***** Data for processing

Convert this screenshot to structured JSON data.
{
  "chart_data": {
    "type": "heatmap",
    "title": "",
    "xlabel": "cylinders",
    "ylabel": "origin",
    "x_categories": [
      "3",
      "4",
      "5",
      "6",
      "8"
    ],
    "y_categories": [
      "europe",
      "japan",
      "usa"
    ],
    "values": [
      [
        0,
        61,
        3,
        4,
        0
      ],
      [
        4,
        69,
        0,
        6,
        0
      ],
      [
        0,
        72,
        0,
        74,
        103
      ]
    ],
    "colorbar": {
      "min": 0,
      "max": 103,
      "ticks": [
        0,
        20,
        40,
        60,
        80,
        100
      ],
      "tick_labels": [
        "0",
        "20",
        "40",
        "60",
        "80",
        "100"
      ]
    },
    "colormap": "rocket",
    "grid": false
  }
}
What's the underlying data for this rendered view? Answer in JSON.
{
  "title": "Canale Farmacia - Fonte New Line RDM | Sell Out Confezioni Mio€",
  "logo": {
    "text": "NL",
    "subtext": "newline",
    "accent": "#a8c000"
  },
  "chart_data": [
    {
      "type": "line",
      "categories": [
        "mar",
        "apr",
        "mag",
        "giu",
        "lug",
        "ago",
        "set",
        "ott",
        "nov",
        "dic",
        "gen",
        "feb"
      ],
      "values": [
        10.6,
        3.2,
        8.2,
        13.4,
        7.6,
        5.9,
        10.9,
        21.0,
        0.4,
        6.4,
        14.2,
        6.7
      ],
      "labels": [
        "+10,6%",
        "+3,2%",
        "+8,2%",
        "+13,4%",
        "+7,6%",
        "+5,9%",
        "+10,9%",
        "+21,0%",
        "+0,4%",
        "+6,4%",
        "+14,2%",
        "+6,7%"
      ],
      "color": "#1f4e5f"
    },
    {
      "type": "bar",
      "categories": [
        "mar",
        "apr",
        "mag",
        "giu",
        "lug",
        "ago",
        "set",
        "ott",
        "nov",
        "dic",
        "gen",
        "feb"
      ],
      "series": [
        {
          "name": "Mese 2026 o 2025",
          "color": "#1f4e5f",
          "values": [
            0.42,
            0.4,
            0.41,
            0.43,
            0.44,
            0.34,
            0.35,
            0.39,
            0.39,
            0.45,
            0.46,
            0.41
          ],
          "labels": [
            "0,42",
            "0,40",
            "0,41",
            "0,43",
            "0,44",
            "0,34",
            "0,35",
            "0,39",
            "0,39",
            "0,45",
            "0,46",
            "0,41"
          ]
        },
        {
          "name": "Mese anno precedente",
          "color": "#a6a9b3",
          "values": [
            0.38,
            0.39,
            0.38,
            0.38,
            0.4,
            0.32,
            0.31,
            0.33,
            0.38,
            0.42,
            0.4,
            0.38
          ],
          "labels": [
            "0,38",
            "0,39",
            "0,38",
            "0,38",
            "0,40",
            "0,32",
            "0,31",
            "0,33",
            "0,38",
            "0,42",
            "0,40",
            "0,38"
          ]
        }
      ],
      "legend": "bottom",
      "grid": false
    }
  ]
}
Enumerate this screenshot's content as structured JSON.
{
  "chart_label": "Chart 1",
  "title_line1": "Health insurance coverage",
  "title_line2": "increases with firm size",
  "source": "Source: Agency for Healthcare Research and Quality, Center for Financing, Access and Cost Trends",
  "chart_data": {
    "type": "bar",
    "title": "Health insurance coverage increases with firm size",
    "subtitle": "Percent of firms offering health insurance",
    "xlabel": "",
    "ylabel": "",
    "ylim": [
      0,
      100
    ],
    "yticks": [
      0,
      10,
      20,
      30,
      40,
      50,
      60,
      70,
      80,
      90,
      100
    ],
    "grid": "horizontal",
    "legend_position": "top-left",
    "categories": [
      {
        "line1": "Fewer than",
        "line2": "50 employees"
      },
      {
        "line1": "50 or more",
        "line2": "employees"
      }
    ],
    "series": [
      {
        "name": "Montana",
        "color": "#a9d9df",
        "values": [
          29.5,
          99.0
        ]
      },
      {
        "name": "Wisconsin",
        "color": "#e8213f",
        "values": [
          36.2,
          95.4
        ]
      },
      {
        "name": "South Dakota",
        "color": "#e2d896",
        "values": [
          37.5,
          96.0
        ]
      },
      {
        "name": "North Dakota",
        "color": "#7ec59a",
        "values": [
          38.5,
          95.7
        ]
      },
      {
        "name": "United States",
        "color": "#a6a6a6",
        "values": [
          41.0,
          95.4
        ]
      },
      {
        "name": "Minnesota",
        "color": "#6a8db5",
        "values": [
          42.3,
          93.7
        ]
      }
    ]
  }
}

**********

■ **Exercise task**
Locate each line containing the string "this" and show it.

■ **Complete output**
Convert this screenshot to structured JSON data.
What's the underlying data for this rendered view? Answer in JSON.
Enumerate this screenshot's content as structured JSON.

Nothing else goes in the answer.